** Start **

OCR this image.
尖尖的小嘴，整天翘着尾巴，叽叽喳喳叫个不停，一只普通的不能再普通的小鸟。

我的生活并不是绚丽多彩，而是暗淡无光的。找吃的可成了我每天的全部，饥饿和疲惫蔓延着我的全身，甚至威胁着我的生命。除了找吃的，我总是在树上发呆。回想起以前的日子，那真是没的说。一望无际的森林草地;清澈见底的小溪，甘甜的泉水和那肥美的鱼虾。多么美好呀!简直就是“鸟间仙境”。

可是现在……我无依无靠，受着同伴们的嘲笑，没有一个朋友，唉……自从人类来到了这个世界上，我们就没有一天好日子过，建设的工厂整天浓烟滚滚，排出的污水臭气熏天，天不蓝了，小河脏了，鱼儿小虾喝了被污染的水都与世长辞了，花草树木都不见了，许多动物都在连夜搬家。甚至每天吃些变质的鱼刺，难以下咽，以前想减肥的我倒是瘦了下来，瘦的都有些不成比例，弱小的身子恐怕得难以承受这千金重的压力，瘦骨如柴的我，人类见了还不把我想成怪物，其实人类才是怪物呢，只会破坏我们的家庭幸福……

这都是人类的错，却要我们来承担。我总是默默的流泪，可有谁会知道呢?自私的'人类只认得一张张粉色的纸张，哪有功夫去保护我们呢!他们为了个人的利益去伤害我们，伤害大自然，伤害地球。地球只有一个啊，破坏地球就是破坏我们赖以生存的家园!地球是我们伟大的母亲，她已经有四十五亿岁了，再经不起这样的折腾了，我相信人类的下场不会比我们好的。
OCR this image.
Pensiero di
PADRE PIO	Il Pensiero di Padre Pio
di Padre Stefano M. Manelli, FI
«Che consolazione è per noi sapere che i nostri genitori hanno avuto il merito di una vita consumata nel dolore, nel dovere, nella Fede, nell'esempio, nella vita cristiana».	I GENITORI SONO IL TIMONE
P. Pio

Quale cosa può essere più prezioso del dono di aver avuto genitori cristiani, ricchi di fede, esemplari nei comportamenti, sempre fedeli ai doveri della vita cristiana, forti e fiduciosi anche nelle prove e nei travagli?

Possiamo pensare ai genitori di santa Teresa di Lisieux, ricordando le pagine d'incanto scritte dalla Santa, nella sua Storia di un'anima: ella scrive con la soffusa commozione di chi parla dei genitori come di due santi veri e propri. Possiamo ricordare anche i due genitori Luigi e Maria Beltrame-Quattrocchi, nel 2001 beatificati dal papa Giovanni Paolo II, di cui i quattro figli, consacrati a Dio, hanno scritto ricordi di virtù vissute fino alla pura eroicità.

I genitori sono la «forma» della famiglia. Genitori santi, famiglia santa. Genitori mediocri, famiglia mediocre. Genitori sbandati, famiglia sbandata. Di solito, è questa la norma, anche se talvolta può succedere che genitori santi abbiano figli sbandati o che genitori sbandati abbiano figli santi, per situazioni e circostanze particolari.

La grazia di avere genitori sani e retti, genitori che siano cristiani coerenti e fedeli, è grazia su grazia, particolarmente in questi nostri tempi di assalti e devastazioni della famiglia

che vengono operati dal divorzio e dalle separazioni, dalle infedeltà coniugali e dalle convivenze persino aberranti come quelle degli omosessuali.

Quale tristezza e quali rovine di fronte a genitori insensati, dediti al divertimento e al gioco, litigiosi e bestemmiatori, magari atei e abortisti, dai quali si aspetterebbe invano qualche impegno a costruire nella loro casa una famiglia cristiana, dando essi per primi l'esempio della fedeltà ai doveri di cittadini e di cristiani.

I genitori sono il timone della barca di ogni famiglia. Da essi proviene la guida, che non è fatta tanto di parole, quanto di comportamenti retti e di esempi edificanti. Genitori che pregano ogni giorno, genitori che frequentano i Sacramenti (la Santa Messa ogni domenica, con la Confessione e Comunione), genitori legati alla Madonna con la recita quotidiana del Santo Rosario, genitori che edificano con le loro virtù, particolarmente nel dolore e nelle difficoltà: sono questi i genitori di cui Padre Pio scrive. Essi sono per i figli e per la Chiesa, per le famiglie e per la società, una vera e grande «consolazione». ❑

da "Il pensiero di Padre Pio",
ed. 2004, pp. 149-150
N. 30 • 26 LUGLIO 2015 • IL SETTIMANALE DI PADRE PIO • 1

** End **

* WHAT NEEDS TO BE DONE *
Return the entries above exactly, each one complete.

* FULL RESPONSE *
OCR this image.
尖尖的小嘴，整天翘着尾巴，叽叽喳喳叫个不停，一只普通的不能再普通的小鸟。

我的生活并不是绚丽多彩，而是暗淡无光的。找吃的可成了我每天的全部，饥饿和疲惫蔓延着我的全身，甚至威胁着我的生命。除了找吃的，我总是在树上发呆。回想起以前的日子，那真是没的说。一望无际的森林草地;清澈见底的小溪，甘甜的泉水和那肥美的鱼虾。多么美好呀!简直就是“鸟间仙境”。

可是现在……我无依无靠，受着同伴们的嘲笑，没有一个朋友，唉……自从人类来到了这个世界上，我们就没有一天好日子过，建设的工厂整天浓烟滚滚，排出的污水臭气熏天，天不蓝了，小河脏了，鱼儿小虾喝了被污染的水都与世长辞了，花草树木都不见了，许多动物都在连夜搬家。甚至每天吃些变质的鱼刺，难以下咽，以前想减肥的我倒是瘦了下来，瘦的都有些不成比例，弱小的身子恐怕得难以承受这千金重的压力，瘦骨如柴的我，人类见了还不把我想成怪物，其实人类才是怪物呢，只会破坏我们的家庭幸福……

这都是人类的错，却要我们来承担。我总是默默的流泪，可有谁会知道呢?自私的'人类只认得一张张粉色的纸张，哪有功夫去保护我们呢!他们为了个人的利益去伤害我们，伤害大自然，伤害地球。地球只有一个啊，破坏地球就是破坏我们赖以生存的家园!地球是我们伟大的母亲，她已经有四十五亿岁了，再经不起这样的折腾了，我相信人类的下场不会比我们好的。
OCR this image.
Pensiero di
PADRE PIO	Il Pensiero di Padre Pio
di Padre Stefano M. Manelli, FI
«Che consolazione è per noi sapere che i nostri genitori hanno avuto il merito di una vita consumata nel dolore, nel dovere, nella Fede, nell'esempio, nella vita cristiana».	I GENITORI SONO IL TIMONE
P. Pio

Quale cosa può essere più prezioso del dono di aver avuto genitori cristiani, ricchi di fede, esemplari nei comportamenti, sempre fedeli ai doveri della vita cristiana, forti e fiduciosi anche nelle prove e nei travagli?

Possiamo pensare ai genitori di santa Teresa di Lisieux, ricordando le pagine d'incanto scritte dalla Santa, nella sua Storia di un'anima: ella scrive con la soffusa commozione di chi parla dei genitori come di due santi veri e propri. Possiamo ricordare anche i due genitori Luigi e Maria Beltrame-Quattrocchi, nel 2001 beatificati dal papa Giovanni Paolo II, di cui i quattro figli, consacrati a Dio, hanno scritto ricordi di virtù vissute fino alla pura eroicità.

I genitori sono la «forma» della famiglia. Genitori santi, famiglia santa. Genitori mediocri, famiglia mediocre. Genitori sbandati, famiglia sbandata. Di solito, è questa la norma, anche se talvolta può succedere che genitori santi abbiano figli sbandati o che genitori sbandati abbiano figli santi, per situazioni e circostanze particolari.

La grazia di avere genitori sani e retti, genitori che siano cristiani coerenti e fedeli, è grazia su grazia, particolarmente in questi nostri tempi di assalti e devastazioni della famiglia

che vengono operati dal divorzio e dalle separazioni, dalle infedeltà coniugali e dalle convivenze persino aberranti come quelle degli omosessuali.

Quale tristezza e quali rovine di fronte a genitori insensati, dediti al divertimento e al gioco, litigiosi e bestemmiatori, magari atei e abortisti, dai quali si aspetterebbe invano qualche impegno a costruire nella loro casa una famiglia cristiana, dando essi per primi l'esempio della fedeltà ai doveri di cittadini e di cristiani.

I genitori sono il timone della barca di ogni famiglia. Da essi proviene la guida, che non è fatta tanto di parole, quanto di comportamenti retti e di esempi edificanti. Genitori che pregano ogni giorno, genitori che frequentano i Sacramenti (la Santa Messa ogni domenica, con la Confessione e Comunione), genitori legati alla Madonna con la recita quotidiana del Santo Rosario, genitori che edificano con le loro virtù, particolarmente nel dolore e nelle difficoltà: sono questi i genitori di cui Padre Pio scrive. Essi sono per i figli e per la Chiesa, per le famiglie e per la società, una vera e grande «consolazione». ❑

da "Il pensiero di Padre Pio",
ed. 2004, pp. 149-150
N. 30 • 26 LUGLIO 2015 • IL SETTIMANALE DI PADRE PIO • 1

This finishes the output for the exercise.